● **Task requirements**
Determine how many lines in these records hold "savoir". Only the number is wanted.

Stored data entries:
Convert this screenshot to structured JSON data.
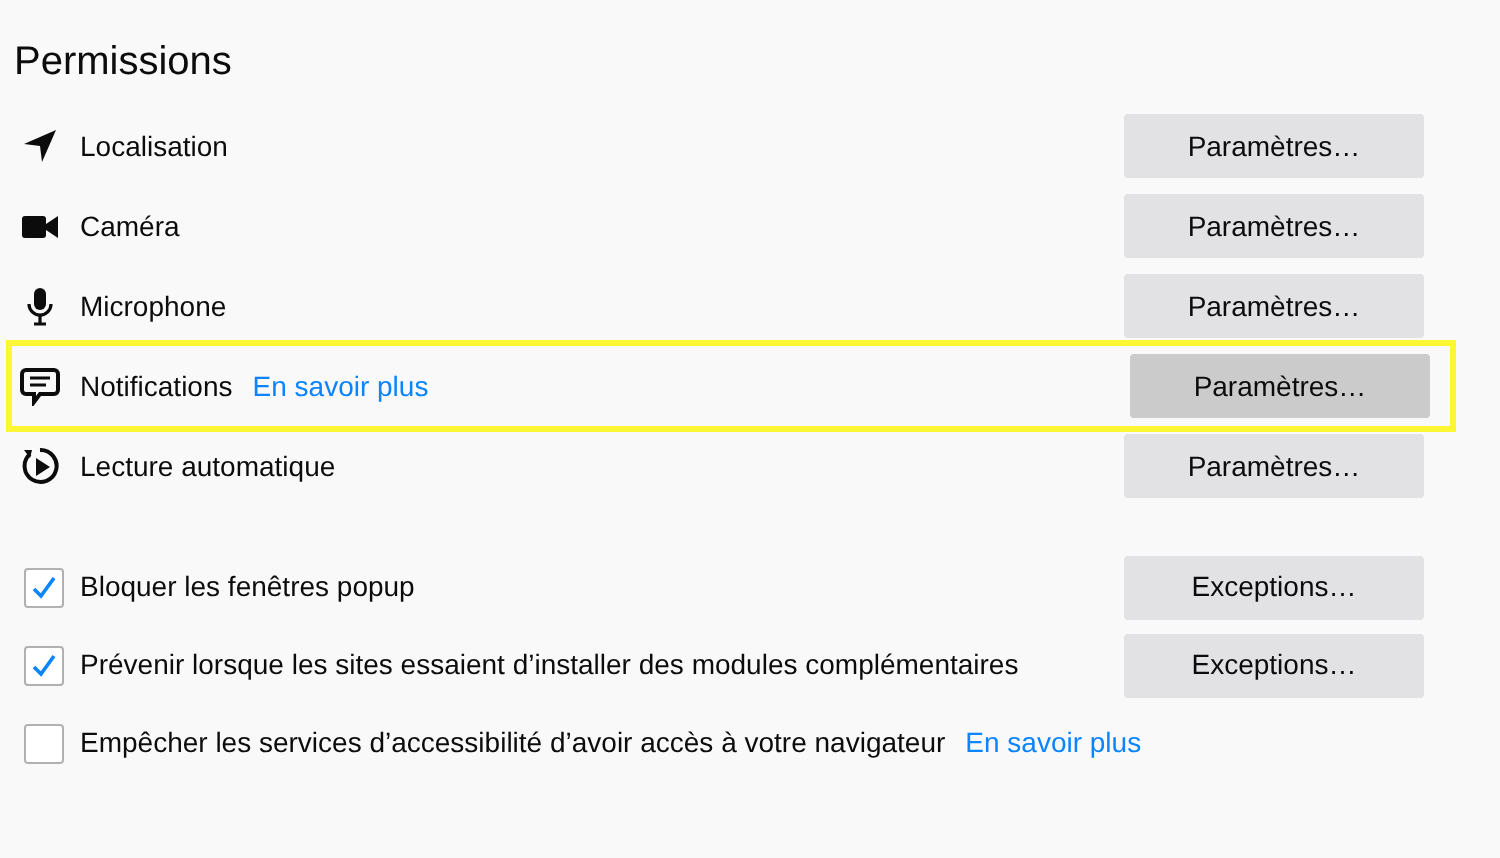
{
  "title": "Permissions",
  "permissions": [
    {
      "kind": "location",
      "label": "Localisation",
      "button": "Paramètres…",
      "highlighted": false
    },
    {
      "kind": "camera",
      "label": "Caméra",
      "button": "Paramètres…",
      "highlighted": false
    },
    {
      "kind": "microphone",
      "label": "Microphone",
      "button": "Paramètres…",
      "highlighted": false
    },
    {
      "kind": "notifications",
      "label": "Notifications",
      "link": "En savoir plus",
      "button": "Paramètres…",
      "highlighted": true
    },
    {
      "kind": "autoplay",
      "label": "Lecture automatique",
      "button": "Paramètres…",
      "highlighted": false
    }
  ],
  "options": [
    {
      "label": "Bloquer les fenêtres popup",
      "checked": true,
      "button": "Exceptions…"
    },
    {
      "label": "Prévenir lorsque les sites essaient d’installer des modules complémentaires",
      "checked": true,
      "button": "Exceptions…"
    },
    {
      "label": "Empêcher les services d’accessibilité d’avoir accès à votre navigateur",
      "checked": false,
      "link": "En savoir plus"
    }
  ]
}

● **Answer to the problem**
2